§ **JOB**
Retype the complete listing exactly as it appears.
──────────────────────────────
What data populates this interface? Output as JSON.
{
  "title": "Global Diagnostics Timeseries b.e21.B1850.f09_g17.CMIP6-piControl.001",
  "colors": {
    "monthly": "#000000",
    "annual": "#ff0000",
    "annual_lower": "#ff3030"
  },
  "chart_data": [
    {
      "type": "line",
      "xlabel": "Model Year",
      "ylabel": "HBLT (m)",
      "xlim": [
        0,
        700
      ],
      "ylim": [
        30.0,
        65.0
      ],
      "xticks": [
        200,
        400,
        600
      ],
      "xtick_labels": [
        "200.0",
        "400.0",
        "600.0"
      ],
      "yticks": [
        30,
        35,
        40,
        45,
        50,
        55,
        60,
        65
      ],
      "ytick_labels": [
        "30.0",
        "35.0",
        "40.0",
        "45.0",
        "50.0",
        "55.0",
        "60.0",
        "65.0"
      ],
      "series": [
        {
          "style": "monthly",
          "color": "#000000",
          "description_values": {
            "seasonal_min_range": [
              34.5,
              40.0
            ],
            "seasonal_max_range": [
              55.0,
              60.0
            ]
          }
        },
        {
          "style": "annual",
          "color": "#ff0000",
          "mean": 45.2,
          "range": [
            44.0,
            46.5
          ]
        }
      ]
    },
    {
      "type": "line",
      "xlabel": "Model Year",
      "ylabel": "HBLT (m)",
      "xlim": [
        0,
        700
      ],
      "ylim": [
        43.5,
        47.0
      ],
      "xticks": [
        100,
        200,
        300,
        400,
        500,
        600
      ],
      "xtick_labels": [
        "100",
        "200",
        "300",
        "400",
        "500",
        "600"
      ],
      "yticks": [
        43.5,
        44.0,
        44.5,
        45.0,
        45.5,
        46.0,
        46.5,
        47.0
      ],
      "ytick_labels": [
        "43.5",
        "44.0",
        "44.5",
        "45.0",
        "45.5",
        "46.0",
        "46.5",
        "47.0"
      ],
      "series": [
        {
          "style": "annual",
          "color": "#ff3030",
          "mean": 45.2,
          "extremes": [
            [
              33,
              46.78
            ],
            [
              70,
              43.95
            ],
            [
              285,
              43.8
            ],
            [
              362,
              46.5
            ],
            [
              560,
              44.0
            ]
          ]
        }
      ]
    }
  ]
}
──────────────────────────────
§ **RESULT OF THIS EXERCISE**
What data populates this interface? Output as JSON.
{
  "title": "Global Diagnostics Timeseries b.e21.B1850.f09_g17.CMIP6-piControl.001",
  "colors": {
    "monthly": "#000000",
    "annual": "#ff0000",
    "annual_lower": "#ff3030"
  },
  "chart_data": [
    {
      "type": "line",
      "xlabel": "Model Year",
      "ylabel": "HBLT (m)",
      "xlim": [
        0,
        700
      ],
      "ylim": [
        30.0,
        65.0
      ],
      "xticks": [
        200,
        400,
        600
      ],
      "xtick_labels": [
        "200.0",
        "400.0",
        "600.0"
      ],
      "yticks": [
        30,
        35,
        40,
        45,
        50,
        55,
        60,
        65
      ],
      "ytick_labels": [
        "30.0",
        "35.0",
        "40.0",
        "45.0",
        "50.0",
        "55.0",
        "60.0",
        "65.0"
      ],
      "series": [
        {
          "style": "monthly",
          "color": "#000000",
          "description_values": {
            "seasonal_min_range": [
              34.5,
              40.0
            ],
            "seasonal_max_range": [
              55.0,
              60.0
            ]
          }
        },
        {
          "style": "annual",
          "color": "#ff0000",
          "mean": 45.2,
          "range": [
            44.0,
            46.5
          ]
        }
      ]
    },
    {
      "type": "line",
      "xlabel": "Model Year",
      "ylabel": "HBLT (m)",
      "xlim": [
        0,
        700
      ],
      "ylim": [
        43.5,
        47.0
      ],
      "xticks": [
        100,
        200,
        300,
        400,
        500,
        600
      ],
      "xtick_labels": [
        "100",
        "200",
        "300",
        "400",
        "500",
        "600"
      ],
      "yticks": [
        43.5,
        44.0,
        44.5,
        45.0,
        45.5,
        46.0,
        46.5,
        47.0
      ],
      "ytick_labels": [
        "43.5",
        "44.0",
        "44.5",
        "45.0",
        "45.5",
        "46.0",
        "46.5",
        "47.0"
      ],
      "series": [
        {
          "style": "annual",
          "color": "#ff3030",
          "mean": 45.2,
          "extremes": [
            [
              33,
              46.78
            ],
            [
              70,
              43.95
            ],
            [
              285,
              43.8
            ],
            [
              362,
              46.5
            ],
            [
              560,
              44.0
            ]
          ]
        }
      ]
    }
  ]
}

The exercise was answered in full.